Recorded data:
· · ·

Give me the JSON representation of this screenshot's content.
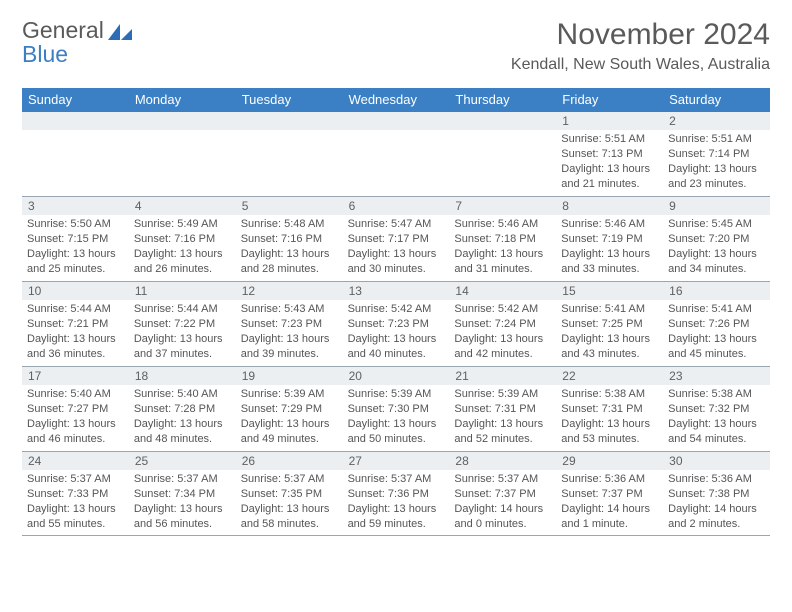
{
  "logo": {
    "line1": "General",
    "line2": "Blue"
  },
  "title": "November 2024",
  "location": "Kendall, New South Wales, Australia",
  "dayNames": [
    "Sunday",
    "Monday",
    "Tuesday",
    "Wednesday",
    "Thursday",
    "Friday",
    "Saturday"
  ],
  "colors": {
    "headerBar": "#3b7fc4",
    "dayNumBg": "#eceff1",
    "ruleLine": "#9aa6b2",
    "bodyText": "#555555",
    "titleText": "#5a5a5a"
  },
  "weeks": [
    [
      null,
      null,
      null,
      null,
      null,
      {
        "n": "1",
        "sunrise": "5:51 AM",
        "sunset": "7:13 PM",
        "daylight": "13 hours and 21 minutes."
      },
      {
        "n": "2",
        "sunrise": "5:51 AM",
        "sunset": "7:14 PM",
        "daylight": "13 hours and 23 minutes."
      }
    ],
    [
      {
        "n": "3",
        "sunrise": "5:50 AM",
        "sunset": "7:15 PM",
        "daylight": "13 hours and 25 minutes."
      },
      {
        "n": "4",
        "sunrise": "5:49 AM",
        "sunset": "7:16 PM",
        "daylight": "13 hours and 26 minutes."
      },
      {
        "n": "5",
        "sunrise": "5:48 AM",
        "sunset": "7:16 PM",
        "daylight": "13 hours and 28 minutes."
      },
      {
        "n": "6",
        "sunrise": "5:47 AM",
        "sunset": "7:17 PM",
        "daylight": "13 hours and 30 minutes."
      },
      {
        "n": "7",
        "sunrise": "5:46 AM",
        "sunset": "7:18 PM",
        "daylight": "13 hours and 31 minutes."
      },
      {
        "n": "8",
        "sunrise": "5:46 AM",
        "sunset": "7:19 PM",
        "daylight": "13 hours and 33 minutes."
      },
      {
        "n": "9",
        "sunrise": "5:45 AM",
        "sunset": "7:20 PM",
        "daylight": "13 hours and 34 minutes."
      }
    ],
    [
      {
        "n": "10",
        "sunrise": "5:44 AM",
        "sunset": "7:21 PM",
        "daylight": "13 hours and 36 minutes."
      },
      {
        "n": "11",
        "sunrise": "5:44 AM",
        "sunset": "7:22 PM",
        "daylight": "13 hours and 37 minutes."
      },
      {
        "n": "12",
        "sunrise": "5:43 AM",
        "sunset": "7:23 PM",
        "daylight": "13 hours and 39 minutes."
      },
      {
        "n": "13",
        "sunrise": "5:42 AM",
        "sunset": "7:23 PM",
        "daylight": "13 hours and 40 minutes."
      },
      {
        "n": "14",
        "sunrise": "5:42 AM",
        "sunset": "7:24 PM",
        "daylight": "13 hours and 42 minutes."
      },
      {
        "n": "15",
        "sunrise": "5:41 AM",
        "sunset": "7:25 PM",
        "daylight": "13 hours and 43 minutes."
      },
      {
        "n": "16",
        "sunrise": "5:41 AM",
        "sunset": "7:26 PM",
        "daylight": "13 hours and 45 minutes."
      }
    ],
    [
      {
        "n": "17",
        "sunrise": "5:40 AM",
        "sunset": "7:27 PM",
        "daylight": "13 hours and 46 minutes."
      },
      {
        "n": "18",
        "sunrise": "5:40 AM",
        "sunset": "7:28 PM",
        "daylight": "13 hours and 48 minutes."
      },
      {
        "n": "19",
        "sunrise": "5:39 AM",
        "sunset": "7:29 PM",
        "daylight": "13 hours and 49 minutes."
      },
      {
        "n": "20",
        "sunrise": "5:39 AM",
        "sunset": "7:30 PM",
        "daylight": "13 hours and 50 minutes."
      },
      {
        "n": "21",
        "sunrise": "5:39 AM",
        "sunset": "7:31 PM",
        "daylight": "13 hours and 52 minutes."
      },
      {
        "n": "22",
        "sunrise": "5:38 AM",
        "sunset": "7:31 PM",
        "daylight": "13 hours and 53 minutes."
      },
      {
        "n": "23",
        "sunrise": "5:38 AM",
        "sunset": "7:32 PM",
        "daylight": "13 hours and 54 minutes."
      }
    ],
    [
      {
        "n": "24",
        "sunrise": "5:37 AM",
        "sunset": "7:33 PM",
        "daylight": "13 hours and 55 minutes."
      },
      {
        "n": "25",
        "sunrise": "5:37 AM",
        "sunset": "7:34 PM",
        "daylight": "13 hours and 56 minutes."
      },
      {
        "n": "26",
        "sunrise": "5:37 AM",
        "sunset": "7:35 PM",
        "daylight": "13 hours and 58 minutes."
      },
      {
        "n": "27",
        "sunrise": "5:37 AM",
        "sunset": "7:36 PM",
        "daylight": "13 hours and 59 minutes."
      },
      {
        "n": "28",
        "sunrise": "5:37 AM",
        "sunset": "7:37 PM",
        "daylight": "14 hours and 0 minutes."
      },
      {
        "n": "29",
        "sunrise": "5:36 AM",
        "sunset": "7:37 PM",
        "daylight": "14 hours and 1 minute."
      },
      {
        "n": "30",
        "sunrise": "5:36 AM",
        "sunset": "7:38 PM",
        "daylight": "14 hours and 2 minutes."
      }
    ]
  ]
}
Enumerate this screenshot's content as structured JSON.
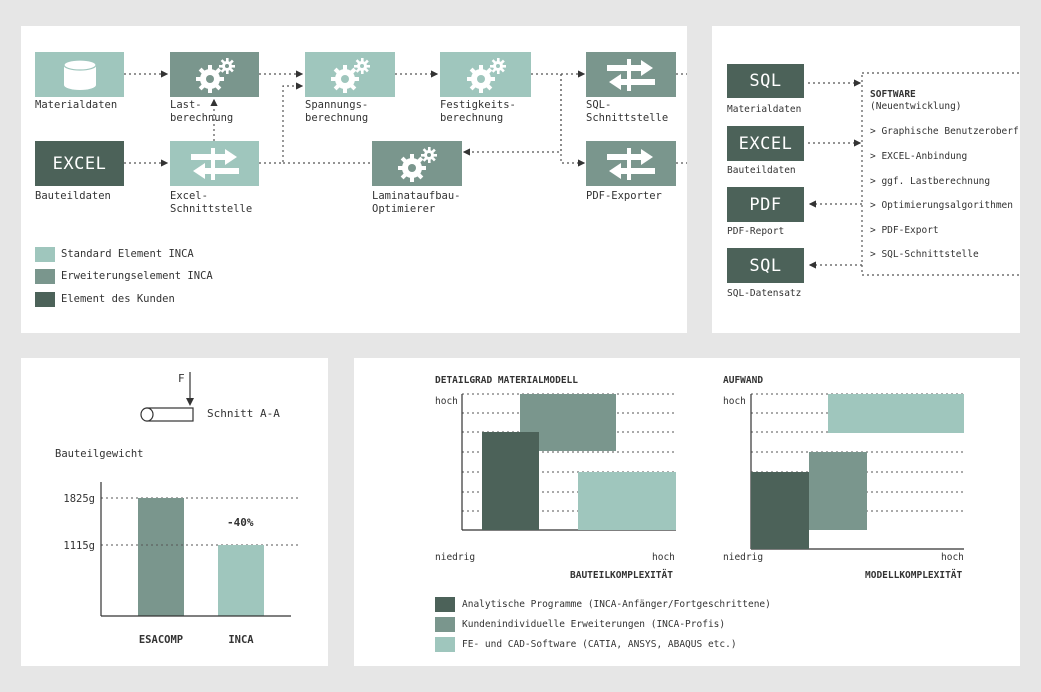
{
  "flow": {
    "materialdaten": "Materialdaten",
    "last_line1": "Last-",
    "last_line2": "berechnung",
    "spannung_line1": "Spannungs-",
    "spannung_line2": "berechnung",
    "festigkeit_line1": "Festigkeits-",
    "festigkeit_line2": "berechnung",
    "sql_line1": "SQL-",
    "sql_line2": "Schnittstelle",
    "excel_box": "EXCEL",
    "bauteildaten": "Bauteildaten",
    "excel_if_line1": "Excel-",
    "excel_if_line2": "Schnittstelle",
    "laminat_line1": "Laminataufbau-",
    "laminat_line2": "Optimierer",
    "pdf_exporter": "PDF-Exporter",
    "legend": [
      "Standard Element INCA",
      "Erweiterungselement INCA",
      "Element des Kunden"
    ]
  },
  "software": {
    "sql_box": "SQL",
    "sql_label": "Materialdaten",
    "excel_box": "EXCEL",
    "excel_label": "Bauteildaten",
    "pdf_box": "PDF",
    "pdf_label": "PDF-Report",
    "sql2_box": "SQL",
    "sql2_label": "SQL-Datensatz",
    "title": "SOFTWARE",
    "subtitle": "(Neuentwicklung)",
    "items": [
      "> Graphische Benutzeroberf",
      "> EXCEL-Anbindung",
      "> ggf. Lastberechnung",
      "> Optimierungsalgorithmen",
      "> PDF-Export",
      "> SQL-Schnittstelle"
    ]
  },
  "weight": {
    "force": "F",
    "section": "Schnitt A-A",
    "ylabel": "Bauteilgewicht",
    "bars": [
      {
        "name": "ESACOMP",
        "value": 1825,
        "label": "1825g"
      },
      {
        "name": "INCA",
        "value": 1115,
        "label": "1115g"
      }
    ],
    "reduction": "-40%"
  },
  "complexity": {
    "chart1_title": "DETAILGRAD MATERIALMODELL",
    "chart1_xlabel": "BAUTEILKOMPLEXITÄT",
    "chart2_title": "AUFWAND",
    "chart2_xlabel": "MODELLKOMPLEXITÄT",
    "high": "hoch",
    "low": "niedrig",
    "legend": [
      "Analytische Programme (INCA-Anfänger/Fortgeschrittene)",
      "Kundenindividuelle Erweiterungen (INCA-Profis)",
      "FE- und CAD-Software (CATIA, ANSYS, ABAQUS etc.)"
    ]
  },
  "colors": {
    "standard": "#9fc6bd",
    "extension": "#7a968d",
    "customer": "#4c6259"
  }
}
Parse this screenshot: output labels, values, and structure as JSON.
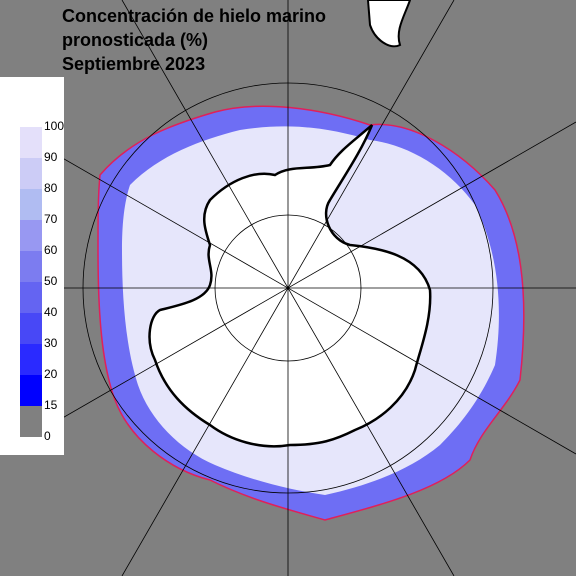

· · ·

*Instructions for the task*. All of the lines above should be retyped precisely, apart from the pictures.

*Task answer*.
Give me the JSON representation of this screenshot's content.
{
  "logo": {
    "line1": "General",
    "line2": "Blue"
  },
  "title": "November 2024",
  "location": "Kendall, New South Wales, Australia",
  "dayNames": [
    "Sunday",
    "Monday",
    "Tuesday",
    "Wednesday",
    "Thursday",
    "Friday",
    "Saturday"
  ],
  "colors": {
    "headerBar": "#3b7fc4",
    "dayNumBg": "#eceff1",
    "ruleLine": "#9aa6b2",
    "bodyText": "#555555",
    "titleText": "#5a5a5a"
  },
  "weeks": [
    [
      null,
      null,
      null,
      null,
      null,
      {
        "n": "1",
        "sunrise": "5:51 AM",
        "sunset": "7:13 PM",
        "daylight": "13 hours and 21 minutes."
      },
      {
        "n": "2",
        "sunrise": "5:51 AM",
        "sunset": "7:14 PM",
        "daylight": "13 hours and 23 minutes."
      }
    ],
    [
      {
        "n": "3",
        "sunrise": "5:50 AM",
        "sunset": "7:15 PM",
        "daylight": "13 hours and 25 minutes."
      },
      {
        "n": "4",
        "sunrise": "5:49 AM",
        "sunset": "7:16 PM",
        "daylight": "13 hours and 26 minutes."
      },
      {
        "n": "5",
        "sunrise": "5:48 AM",
        "sunset": "7:16 PM",
        "daylight": "13 hours and 28 minutes."
      },
      {
        "n": "6",
        "sunrise": "5:47 AM",
        "sunset": "7:17 PM",
        "daylight": "13 hours and 30 minutes."
      },
      {
        "n": "7",
        "sunrise": "5:46 AM",
        "sunset": "7:18 PM",
        "daylight": "13 hours and 31 minutes."
      },
      {
        "n": "8",
        "sunrise": "5:46 AM",
        "sunset": "7:19 PM",
        "daylight": "13 hours and 33 minutes."
      },
      {
        "n": "9",
        "sunrise": "5:45 AM",
        "sunset": "7:20 PM",
        "daylight": "13 hours and 34 minutes."
      }
    ],
    [
      {
        "n": "10",
        "sunrise": "5:44 AM",
        "sunset": "7:21 PM",
        "daylight": "13 hours and 36 minutes."
      },
      {
        "n": "11",
        "sunrise": "5:44 AM",
        "sunset": "7:22 PM",
        "daylight": "13 hours and 37 minutes."
      },
      {
        "n": "12",
        "sunrise": "5:43 AM",
        "sunset": "7:23 PM",
        "daylight": "13 hours and 39 minutes."
      },
      {
        "n": "13",
        "sunrise": "5:42 AM",
        "sunset": "7:23 PM",
        "daylight": "13 hours and 40 minutes."
      },
      {
        "n": "14",
        "sunrise": "5:42 AM",
        "sunset": "7:24 PM",
        "daylight": "13 hours and 42 minutes."
      },
      {
        "n": "15",
        "sunrise": "5:41 AM",
        "sunset": "7:25 PM",
        "daylight": "13 hours and 43 minutes."
      },
      {
        "n": "16",
        "sunrise": "5:41 AM",
        "sunset": "7:26 PM",
        "daylight": "13 hours and 45 minutes."
      }
    ],
    [
      {
        "n": "17",
        "sunrise": "5:40 AM",
        "sunset": "7:27 PM",
        "daylight": "13 hours and 46 minutes."
      },
      {
        "n": "18",
        "sunrise": "5:40 AM",
        "sunset": "7:28 PM",
        "daylight": "13 hours and 48 minutes."
      },
      {
        "n": "19",
        "sunrise": "5:39 AM",
        "sunset": "7:29 PM",
        "daylight": "13 hours and 49 minutes."
      },
      {
        "n": "20",
        "sunrise": "5:39 AM",
        "sunset": "7:30 PM",
        "daylight": "13 hours and 50 minutes."
      },
      {
        "n": "21",
        "sunrise": "5:39 AM",
        "sunset": "7:31 PM",
        "daylight": "13 hours and 52 minutes."
      },
      {
        "n": "22",
        "sunrise": "5:38 AM",
        "sunset": "7:31 PM",
        "daylight": "13 hours and 53 minutes."
      },
      {
        "n": "23",
        "sunrise": "5:38 AM",
        "sunset": "7:32 PM",
        "daylight": "13 hours and 54 minutes."
      }
    ],
    [
      {
        "n": "24",
        "sunrise": "5:37 AM",
        "sunset": "7:33 PM",
        "daylight": "13 hours and 55 minutes."
      },
      {
        "n": "25",
        "sunrise": "5:37 AM",
        "sunset": "7:34 PM",
        "daylight": "13 hours and 56 minutes."
      },
      {
        "n": "26",
        "sunrise": "5:37 AM",
        "sunset": "7:35 PM",
        "daylight": "13 hours and 58 minutes."
      },
      {
        "n": "27",
        "sunrise": "5:37 AM",
        "sunset": "7:36 PM",
        "daylight": "13 hours and 59 minutes."
      },
      {
        "n": "28",
        "sunrise": "5:37 AM",
        "sunset": "7:37 PM",
        "daylight": "14 hours and 0 minutes."
      },
      {
        "n": "29",
        "sunrise": "5:36 AM",
        "sunset": "7:37 PM",
        "daylight": "14 hours and 1 minute."
      },
      {
        "n": "30",
        "sunrise": "5:36 AM",
        "sunset": "7:38 PM",
        "daylight": "14 hours and 2 minutes."
      }
    ]
  ]
}
Enumerate this screenshot's content as structured JSON.
{
  "flow": {
    "materialdaten": "Materialdaten",
    "last_line1": "Last-",
    "last_line2": "berechnung",
    "spannung_line1": "Spannungs-",
    "spannung_line2": "berechnung",
    "festigkeit_line1": "Festigkeits-",
    "festigkeit_line2": "berechnung",
    "sql_line1": "SQL-",
    "sql_line2": "Schnittstelle",
    "excel_box": "EXCEL",
    "bauteildaten": "Bauteildaten",
    "excel_if_line1": "Excel-",
    "excel_if_line2": "Schnittstelle",
    "laminat_line1": "Laminataufbau-",
    "laminat_line2": "Optimierer",
    "pdf_exporter": "PDF-Exporter",
    "legend": [
      "Standard Element INCA",
      "Erweiterungselement INCA",
      "Element des Kunden"
    ]
  },
  "software": {
    "sql_box": "SQL",
    "sql_label": "Materialdaten",
    "excel_box": "EXCEL",
    "excel_label": "Bauteildaten",
    "pdf_box": "PDF",
    "pdf_label": "PDF-Report",
    "sql2_box": "SQL",
    "sql2_label": "SQL-Datensatz",
    "title": "SOFTWARE",
    "subtitle": "(Neuentwicklung)",
    "items": [
      "> Graphische Benutzeroberf",
      "> EXCEL-Anbindung",
      "> ggf. Lastberechnung",
      "> Optimierungsalgorithmen",
      "> PDF-Export",
      "> SQL-Schnittstelle"
    ]
  },
  "weight": {
    "force": "F",
    "section": "Schnitt A-A",
    "ylabel": "Bauteilgewicht",
    "bars": [
      {
        "name": "ESACOMP",
        "value": 1825,
        "label": "1825g"
      },
      {
        "name": "INCA",
        "value": 1115,
        "label": "1115g"
      }
    ],
    "reduction": "-40%"
  },
  "complexity": {
    "chart1_title": "DETAILGRAD MATERIALMODELL",
    "chart1_xlabel": "BAUTEILKOMPLEXITÄT",
    "chart2_title": "AUFWAND",
    "chart2_xlabel": "MODELLKOMPLEXITÄT",
    "high": "hoch",
    "low": "niedrig",
    "legend": [
      "Analytische Programme (INCA-Anfänger/Fortgeschrittene)",
      "Kundenindividuelle Erweiterungen (INCA-Profis)",
      "FE- und CAD-Software (CATIA, ANSYS, ABAQUS etc.)"
    ]
  },
  "colors": {
    "standard": "#9fc6bd",
    "extension": "#7a968d",
    "customer": "#4c6259"
  }
}
Parse this screenshot: output labels, values, and structure as JSON.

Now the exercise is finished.